[Collection entries]
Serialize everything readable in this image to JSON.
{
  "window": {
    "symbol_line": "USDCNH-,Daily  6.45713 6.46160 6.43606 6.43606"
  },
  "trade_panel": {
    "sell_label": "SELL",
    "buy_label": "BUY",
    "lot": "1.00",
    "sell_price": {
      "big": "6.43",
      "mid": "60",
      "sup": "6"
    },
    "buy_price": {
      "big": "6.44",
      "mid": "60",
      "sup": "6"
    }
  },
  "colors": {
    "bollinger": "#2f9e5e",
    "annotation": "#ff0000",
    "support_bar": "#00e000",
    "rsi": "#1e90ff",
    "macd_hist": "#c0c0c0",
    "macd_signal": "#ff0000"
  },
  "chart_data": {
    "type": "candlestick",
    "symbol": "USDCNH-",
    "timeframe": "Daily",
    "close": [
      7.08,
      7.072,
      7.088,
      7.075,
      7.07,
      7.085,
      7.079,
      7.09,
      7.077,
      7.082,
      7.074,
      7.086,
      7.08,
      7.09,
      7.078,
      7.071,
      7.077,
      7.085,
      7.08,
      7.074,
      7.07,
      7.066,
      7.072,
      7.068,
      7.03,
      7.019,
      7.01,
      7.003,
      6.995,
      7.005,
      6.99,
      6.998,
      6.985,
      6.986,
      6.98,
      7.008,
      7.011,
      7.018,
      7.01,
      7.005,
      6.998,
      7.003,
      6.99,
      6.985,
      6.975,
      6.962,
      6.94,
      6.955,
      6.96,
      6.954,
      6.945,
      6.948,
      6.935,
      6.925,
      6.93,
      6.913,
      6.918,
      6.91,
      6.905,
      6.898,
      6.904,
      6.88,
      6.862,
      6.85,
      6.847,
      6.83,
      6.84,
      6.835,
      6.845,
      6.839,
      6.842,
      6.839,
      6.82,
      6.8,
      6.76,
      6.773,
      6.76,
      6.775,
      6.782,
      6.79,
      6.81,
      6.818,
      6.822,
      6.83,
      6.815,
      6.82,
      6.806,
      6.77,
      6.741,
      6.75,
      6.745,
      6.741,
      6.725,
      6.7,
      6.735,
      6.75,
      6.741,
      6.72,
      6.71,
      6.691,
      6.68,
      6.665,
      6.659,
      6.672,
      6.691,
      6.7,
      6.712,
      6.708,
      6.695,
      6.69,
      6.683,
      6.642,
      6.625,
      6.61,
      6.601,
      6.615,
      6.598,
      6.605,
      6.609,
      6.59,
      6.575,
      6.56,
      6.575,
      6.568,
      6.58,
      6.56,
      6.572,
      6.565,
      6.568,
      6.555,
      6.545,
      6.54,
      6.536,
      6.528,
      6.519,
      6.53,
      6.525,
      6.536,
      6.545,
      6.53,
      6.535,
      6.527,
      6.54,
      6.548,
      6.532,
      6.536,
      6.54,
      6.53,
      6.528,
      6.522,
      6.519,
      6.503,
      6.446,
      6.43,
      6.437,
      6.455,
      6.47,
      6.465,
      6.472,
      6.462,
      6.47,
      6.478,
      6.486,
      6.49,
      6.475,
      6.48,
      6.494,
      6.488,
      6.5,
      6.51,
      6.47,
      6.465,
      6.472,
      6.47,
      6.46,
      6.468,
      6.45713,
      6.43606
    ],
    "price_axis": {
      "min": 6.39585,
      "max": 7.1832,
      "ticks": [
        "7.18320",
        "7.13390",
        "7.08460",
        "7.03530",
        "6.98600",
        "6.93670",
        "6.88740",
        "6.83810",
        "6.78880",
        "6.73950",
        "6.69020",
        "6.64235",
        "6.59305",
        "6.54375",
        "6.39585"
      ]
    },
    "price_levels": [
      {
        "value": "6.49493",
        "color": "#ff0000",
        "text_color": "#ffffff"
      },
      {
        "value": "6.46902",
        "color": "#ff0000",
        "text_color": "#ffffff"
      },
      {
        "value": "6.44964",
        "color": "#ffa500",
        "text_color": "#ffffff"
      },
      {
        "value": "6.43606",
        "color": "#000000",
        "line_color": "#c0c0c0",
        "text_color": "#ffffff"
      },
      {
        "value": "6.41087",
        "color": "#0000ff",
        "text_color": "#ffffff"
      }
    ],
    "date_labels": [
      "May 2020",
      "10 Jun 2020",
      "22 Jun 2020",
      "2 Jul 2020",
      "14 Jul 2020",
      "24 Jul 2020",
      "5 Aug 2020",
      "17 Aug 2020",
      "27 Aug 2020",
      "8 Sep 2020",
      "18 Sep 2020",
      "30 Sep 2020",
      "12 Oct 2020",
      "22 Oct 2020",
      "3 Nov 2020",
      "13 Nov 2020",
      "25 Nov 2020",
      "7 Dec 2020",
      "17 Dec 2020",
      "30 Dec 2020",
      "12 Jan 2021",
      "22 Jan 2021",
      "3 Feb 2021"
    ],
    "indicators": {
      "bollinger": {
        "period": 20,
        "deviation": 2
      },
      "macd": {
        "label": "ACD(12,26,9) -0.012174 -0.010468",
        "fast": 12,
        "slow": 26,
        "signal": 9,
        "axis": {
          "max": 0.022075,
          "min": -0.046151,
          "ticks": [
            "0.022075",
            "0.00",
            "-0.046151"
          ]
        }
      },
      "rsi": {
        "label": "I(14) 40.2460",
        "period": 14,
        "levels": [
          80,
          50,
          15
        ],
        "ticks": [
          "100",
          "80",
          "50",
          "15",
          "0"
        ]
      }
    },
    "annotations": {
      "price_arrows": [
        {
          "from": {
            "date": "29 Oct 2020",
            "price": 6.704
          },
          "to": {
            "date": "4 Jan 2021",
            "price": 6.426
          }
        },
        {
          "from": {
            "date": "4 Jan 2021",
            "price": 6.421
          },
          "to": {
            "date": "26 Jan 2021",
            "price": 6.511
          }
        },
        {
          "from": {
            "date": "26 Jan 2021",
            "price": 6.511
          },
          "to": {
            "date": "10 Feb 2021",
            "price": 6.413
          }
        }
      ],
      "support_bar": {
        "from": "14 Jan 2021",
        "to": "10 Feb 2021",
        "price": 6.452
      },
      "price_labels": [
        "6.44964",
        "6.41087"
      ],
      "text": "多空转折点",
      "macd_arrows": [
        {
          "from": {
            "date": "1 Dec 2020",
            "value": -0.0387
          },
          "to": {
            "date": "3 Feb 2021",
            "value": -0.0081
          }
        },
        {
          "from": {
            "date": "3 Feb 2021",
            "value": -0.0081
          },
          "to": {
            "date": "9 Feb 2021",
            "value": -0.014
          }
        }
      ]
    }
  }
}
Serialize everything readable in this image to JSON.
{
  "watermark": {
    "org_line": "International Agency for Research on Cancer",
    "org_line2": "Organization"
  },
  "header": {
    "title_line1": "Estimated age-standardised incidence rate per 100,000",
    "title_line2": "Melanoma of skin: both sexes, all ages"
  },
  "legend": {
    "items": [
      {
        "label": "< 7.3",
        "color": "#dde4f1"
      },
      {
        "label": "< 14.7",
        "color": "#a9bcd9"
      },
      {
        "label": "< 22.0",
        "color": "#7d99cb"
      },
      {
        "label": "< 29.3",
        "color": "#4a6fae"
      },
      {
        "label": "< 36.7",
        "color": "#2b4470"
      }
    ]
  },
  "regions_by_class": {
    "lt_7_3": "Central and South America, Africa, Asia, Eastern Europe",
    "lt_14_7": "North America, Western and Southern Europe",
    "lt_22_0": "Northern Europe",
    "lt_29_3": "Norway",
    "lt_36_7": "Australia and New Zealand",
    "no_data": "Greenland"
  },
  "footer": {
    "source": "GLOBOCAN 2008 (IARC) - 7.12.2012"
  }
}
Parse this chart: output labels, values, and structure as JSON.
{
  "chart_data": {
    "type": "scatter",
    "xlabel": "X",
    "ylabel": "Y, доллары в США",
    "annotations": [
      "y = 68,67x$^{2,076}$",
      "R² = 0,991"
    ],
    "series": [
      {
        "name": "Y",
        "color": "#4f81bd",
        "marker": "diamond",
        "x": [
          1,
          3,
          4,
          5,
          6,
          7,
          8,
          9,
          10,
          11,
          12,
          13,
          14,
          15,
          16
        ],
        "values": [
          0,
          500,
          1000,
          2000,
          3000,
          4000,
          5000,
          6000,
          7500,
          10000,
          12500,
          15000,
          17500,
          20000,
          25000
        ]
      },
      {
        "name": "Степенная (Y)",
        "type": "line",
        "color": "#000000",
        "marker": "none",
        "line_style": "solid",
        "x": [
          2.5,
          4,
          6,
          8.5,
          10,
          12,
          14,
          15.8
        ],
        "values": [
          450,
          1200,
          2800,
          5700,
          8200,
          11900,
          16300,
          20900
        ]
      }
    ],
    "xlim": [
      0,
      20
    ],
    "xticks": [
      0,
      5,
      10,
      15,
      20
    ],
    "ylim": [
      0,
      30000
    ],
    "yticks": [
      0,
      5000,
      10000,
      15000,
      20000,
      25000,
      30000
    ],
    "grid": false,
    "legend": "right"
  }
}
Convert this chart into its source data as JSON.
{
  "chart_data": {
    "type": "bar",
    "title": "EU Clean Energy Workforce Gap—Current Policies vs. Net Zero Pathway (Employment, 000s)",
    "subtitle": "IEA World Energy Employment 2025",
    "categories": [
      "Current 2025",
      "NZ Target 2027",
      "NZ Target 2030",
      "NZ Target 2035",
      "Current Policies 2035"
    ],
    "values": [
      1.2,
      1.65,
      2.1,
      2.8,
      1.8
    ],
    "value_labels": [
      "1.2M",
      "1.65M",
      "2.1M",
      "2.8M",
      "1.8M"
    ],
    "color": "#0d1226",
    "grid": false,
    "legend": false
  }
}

**Stated exercise**
Determine how many lines in the listing above hold the word "JSON", answering with the number only.

**Result for this exercise**
4